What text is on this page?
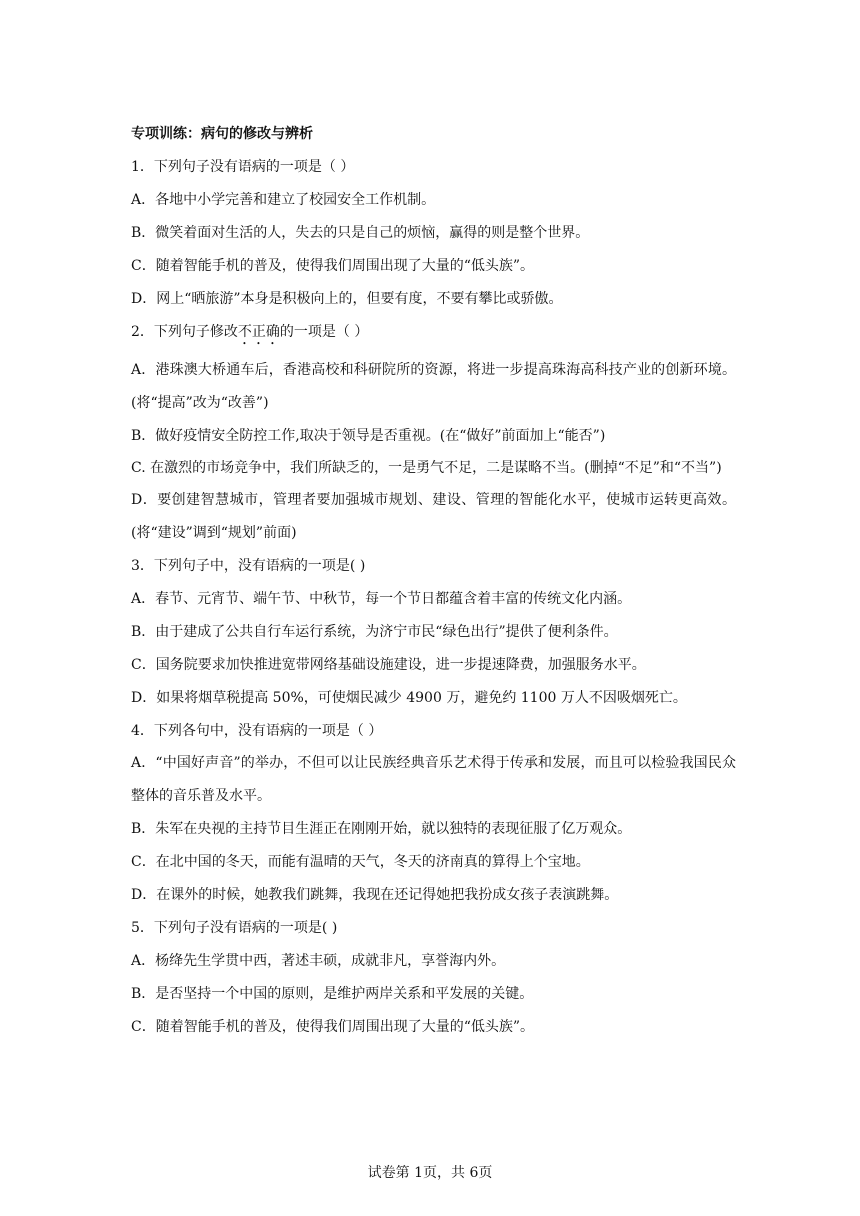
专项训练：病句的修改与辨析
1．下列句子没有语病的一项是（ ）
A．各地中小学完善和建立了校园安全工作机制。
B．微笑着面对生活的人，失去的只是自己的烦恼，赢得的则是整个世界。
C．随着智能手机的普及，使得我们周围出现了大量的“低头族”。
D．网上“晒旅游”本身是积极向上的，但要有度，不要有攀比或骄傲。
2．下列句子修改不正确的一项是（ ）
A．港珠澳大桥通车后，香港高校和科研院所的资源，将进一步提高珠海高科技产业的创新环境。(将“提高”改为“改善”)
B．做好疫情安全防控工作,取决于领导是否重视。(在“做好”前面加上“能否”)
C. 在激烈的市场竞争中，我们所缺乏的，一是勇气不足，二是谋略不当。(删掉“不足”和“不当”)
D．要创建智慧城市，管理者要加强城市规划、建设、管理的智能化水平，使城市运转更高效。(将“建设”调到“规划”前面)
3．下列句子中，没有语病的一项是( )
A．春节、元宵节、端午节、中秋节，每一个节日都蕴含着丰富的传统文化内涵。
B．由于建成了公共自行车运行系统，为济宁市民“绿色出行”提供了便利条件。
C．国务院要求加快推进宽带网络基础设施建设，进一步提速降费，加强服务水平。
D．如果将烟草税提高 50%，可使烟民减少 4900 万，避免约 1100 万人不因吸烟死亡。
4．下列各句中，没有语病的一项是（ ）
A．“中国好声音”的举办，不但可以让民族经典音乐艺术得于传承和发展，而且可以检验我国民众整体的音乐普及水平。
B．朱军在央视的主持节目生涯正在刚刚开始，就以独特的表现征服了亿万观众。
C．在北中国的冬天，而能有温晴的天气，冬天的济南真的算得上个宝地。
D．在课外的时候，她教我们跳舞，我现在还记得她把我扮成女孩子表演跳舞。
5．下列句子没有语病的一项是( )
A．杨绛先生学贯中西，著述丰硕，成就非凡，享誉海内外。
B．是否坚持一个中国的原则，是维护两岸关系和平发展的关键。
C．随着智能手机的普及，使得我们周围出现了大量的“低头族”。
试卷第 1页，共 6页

● ● ● ●

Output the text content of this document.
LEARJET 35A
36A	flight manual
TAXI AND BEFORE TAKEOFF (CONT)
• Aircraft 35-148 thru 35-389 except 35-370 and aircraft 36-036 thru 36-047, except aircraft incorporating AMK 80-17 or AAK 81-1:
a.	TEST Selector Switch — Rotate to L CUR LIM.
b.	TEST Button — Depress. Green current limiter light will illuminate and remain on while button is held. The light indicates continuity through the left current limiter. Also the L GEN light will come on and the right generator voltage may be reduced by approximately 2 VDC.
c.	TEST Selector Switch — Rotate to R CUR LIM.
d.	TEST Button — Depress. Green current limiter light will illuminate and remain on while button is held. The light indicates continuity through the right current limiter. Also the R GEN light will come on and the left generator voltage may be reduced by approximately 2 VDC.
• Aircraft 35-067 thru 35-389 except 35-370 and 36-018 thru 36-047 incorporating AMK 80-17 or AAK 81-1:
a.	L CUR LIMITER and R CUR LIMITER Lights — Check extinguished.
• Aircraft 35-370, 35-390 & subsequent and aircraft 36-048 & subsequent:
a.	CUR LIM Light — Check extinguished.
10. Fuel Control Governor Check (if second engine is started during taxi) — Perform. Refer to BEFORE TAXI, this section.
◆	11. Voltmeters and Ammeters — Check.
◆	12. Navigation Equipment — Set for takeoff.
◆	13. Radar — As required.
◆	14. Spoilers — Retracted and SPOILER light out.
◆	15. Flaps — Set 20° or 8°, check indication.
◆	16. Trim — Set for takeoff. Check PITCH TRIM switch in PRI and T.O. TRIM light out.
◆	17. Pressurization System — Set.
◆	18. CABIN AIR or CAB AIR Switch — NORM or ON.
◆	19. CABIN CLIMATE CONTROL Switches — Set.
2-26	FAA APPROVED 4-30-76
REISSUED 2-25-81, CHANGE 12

● ● ● ●

__EXERCISE TASK__
Scan the material above for the word "left". Copy each line where it occurs.

__EXERCISE ANSWER__
b.	TEST Button — Depress. Green current limiter light will illuminate and remain on while button is held. The light indicates continuity through the left current limiter. Also the L GEN light will come on and the right generator voltage may be reduced by approximately 2 VDC.
d.	TEST Button — Depress. Green current limiter light will illuminate and remain on while button is held. The light indicates continuity through the right current limiter. Also the R GEN light will come on and the left generator voltage may be reduced by approximately 2 VDC.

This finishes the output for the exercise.